TASK DIRECTIONS:
Your task is to transcribe all the entries exactly, excluding pictures.

## BEGIN WORKING DATA

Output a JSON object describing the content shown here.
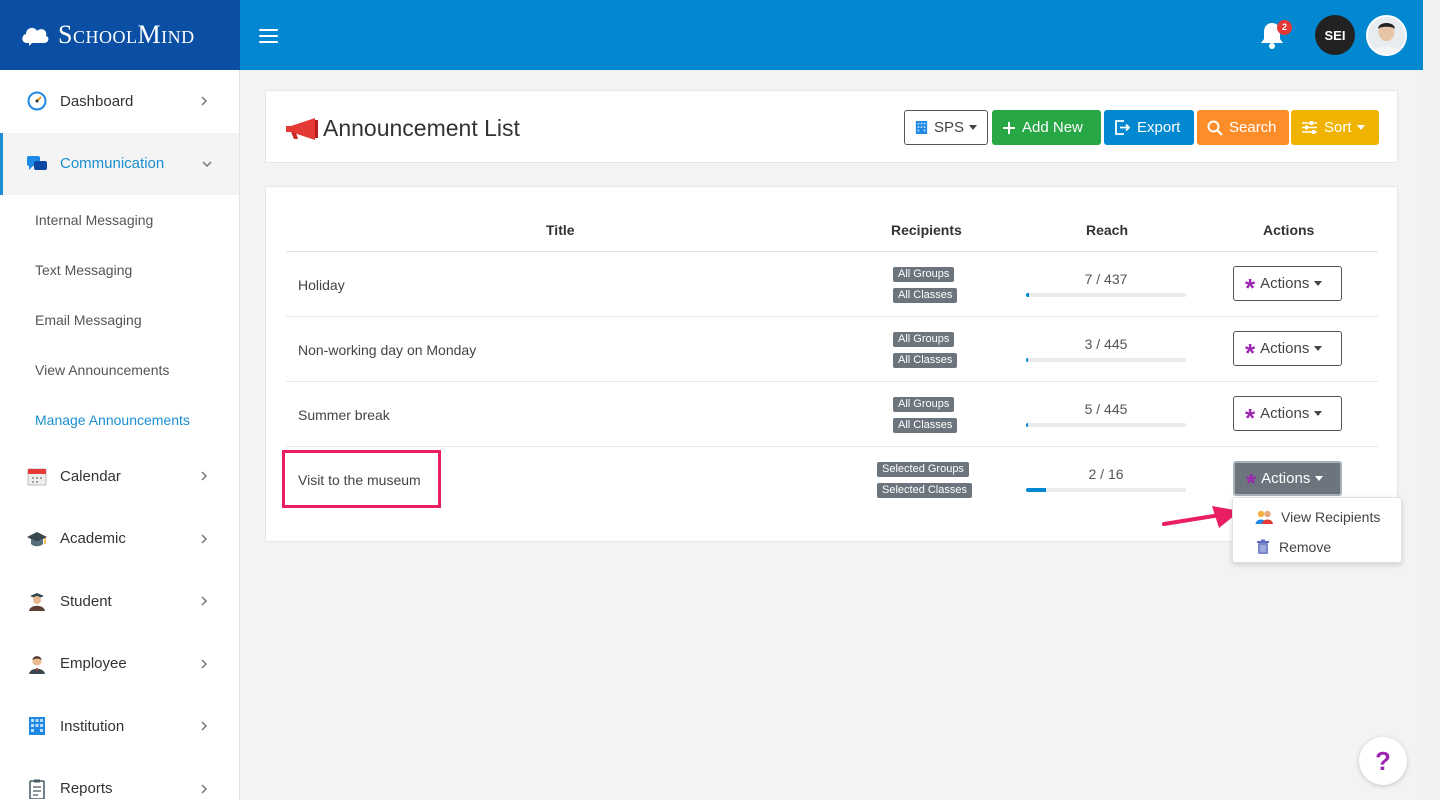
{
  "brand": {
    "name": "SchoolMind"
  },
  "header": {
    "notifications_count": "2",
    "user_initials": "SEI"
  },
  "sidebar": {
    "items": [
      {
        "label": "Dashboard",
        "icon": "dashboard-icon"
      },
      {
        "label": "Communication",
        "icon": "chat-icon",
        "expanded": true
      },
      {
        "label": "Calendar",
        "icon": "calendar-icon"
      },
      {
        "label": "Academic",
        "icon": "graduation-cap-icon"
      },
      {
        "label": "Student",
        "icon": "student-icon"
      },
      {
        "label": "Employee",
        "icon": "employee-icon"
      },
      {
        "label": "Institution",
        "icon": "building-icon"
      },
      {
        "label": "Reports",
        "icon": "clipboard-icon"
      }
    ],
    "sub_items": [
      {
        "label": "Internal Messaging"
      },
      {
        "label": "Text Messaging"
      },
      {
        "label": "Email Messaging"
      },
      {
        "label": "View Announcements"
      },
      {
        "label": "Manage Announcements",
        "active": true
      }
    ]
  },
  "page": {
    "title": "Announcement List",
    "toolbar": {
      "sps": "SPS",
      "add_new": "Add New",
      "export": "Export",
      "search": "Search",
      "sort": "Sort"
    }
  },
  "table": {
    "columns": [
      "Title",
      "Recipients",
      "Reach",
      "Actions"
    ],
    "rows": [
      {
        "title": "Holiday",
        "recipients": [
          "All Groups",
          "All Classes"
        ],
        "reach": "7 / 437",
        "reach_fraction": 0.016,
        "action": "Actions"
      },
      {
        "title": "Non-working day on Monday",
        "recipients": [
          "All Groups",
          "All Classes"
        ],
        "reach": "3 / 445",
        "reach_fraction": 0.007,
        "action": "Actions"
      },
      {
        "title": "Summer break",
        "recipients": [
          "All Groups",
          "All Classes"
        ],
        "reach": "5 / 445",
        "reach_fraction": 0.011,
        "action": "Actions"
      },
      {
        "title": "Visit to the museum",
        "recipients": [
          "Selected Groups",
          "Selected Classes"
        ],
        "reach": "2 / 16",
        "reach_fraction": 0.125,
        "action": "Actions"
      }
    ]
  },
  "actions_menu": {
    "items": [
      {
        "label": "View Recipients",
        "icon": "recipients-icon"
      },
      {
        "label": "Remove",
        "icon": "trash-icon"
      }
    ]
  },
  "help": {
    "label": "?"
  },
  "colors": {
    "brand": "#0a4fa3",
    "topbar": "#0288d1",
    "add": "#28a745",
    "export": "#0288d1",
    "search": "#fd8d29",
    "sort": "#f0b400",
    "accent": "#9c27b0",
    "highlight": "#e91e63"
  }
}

## END WORKING DATA

RESULT OF THIS TASK:
Output a JSON object describing the content shown here.
{
  "brand": {
    "name": "SchoolMind"
  },
  "header": {
    "notifications_count": "2",
    "user_initials": "SEI"
  },
  "sidebar": {
    "items": [
      {
        "label": "Dashboard",
        "icon": "dashboard-icon"
      },
      {
        "label": "Communication",
        "icon": "chat-icon",
        "expanded": true
      },
      {
        "label": "Calendar",
        "icon": "calendar-icon"
      },
      {
        "label": "Academic",
        "icon": "graduation-cap-icon"
      },
      {
        "label": "Student",
        "icon": "student-icon"
      },
      {
        "label": "Employee",
        "icon": "employee-icon"
      },
      {
        "label": "Institution",
        "icon": "building-icon"
      },
      {
        "label": "Reports",
        "icon": "clipboard-icon"
      }
    ],
    "sub_items": [
      {
        "label": "Internal Messaging"
      },
      {
        "label": "Text Messaging"
      },
      {
        "label": "Email Messaging"
      },
      {
        "label": "View Announcements"
      },
      {
        "label": "Manage Announcements",
        "active": true
      }
    ]
  },
  "page": {
    "title": "Announcement List",
    "toolbar": {
      "sps": "SPS",
      "add_new": "Add New",
      "export": "Export",
      "search": "Search",
      "sort": "Sort"
    }
  },
  "table": {
    "columns": [
      "Title",
      "Recipients",
      "Reach",
      "Actions"
    ],
    "rows": [
      {
        "title": "Holiday",
        "recipients": [
          "All Groups",
          "All Classes"
        ],
        "reach": "7 / 437",
        "reach_fraction": 0.016,
        "action": "Actions"
      },
      {
        "title": "Non-working day on Monday",
        "recipients": [
          "All Groups",
          "All Classes"
        ],
        "reach": "3 / 445",
        "reach_fraction": 0.007,
        "action": "Actions"
      },
      {
        "title": "Summer break",
        "recipients": [
          "All Groups",
          "All Classes"
        ],
        "reach": "5 / 445",
        "reach_fraction": 0.011,
        "action": "Actions"
      },
      {
        "title": "Visit to the museum",
        "recipients": [
          "Selected Groups",
          "Selected Classes"
        ],
        "reach": "2 / 16",
        "reach_fraction": 0.125,
        "action": "Actions"
      }
    ]
  },
  "actions_menu": {
    "items": [
      {
        "label": "View Recipients",
        "icon": "recipients-icon"
      },
      {
        "label": "Remove",
        "icon": "trash-icon"
      }
    ]
  },
  "help": {
    "label": "?"
  },
  "colors": {
    "brand": "#0a4fa3",
    "topbar": "#0288d1",
    "add": "#28a745",
    "export": "#0288d1",
    "search": "#fd8d29",
    "sort": "#f0b400",
    "accent": "#9c27b0",
    "highlight": "#e91e63"
  }
}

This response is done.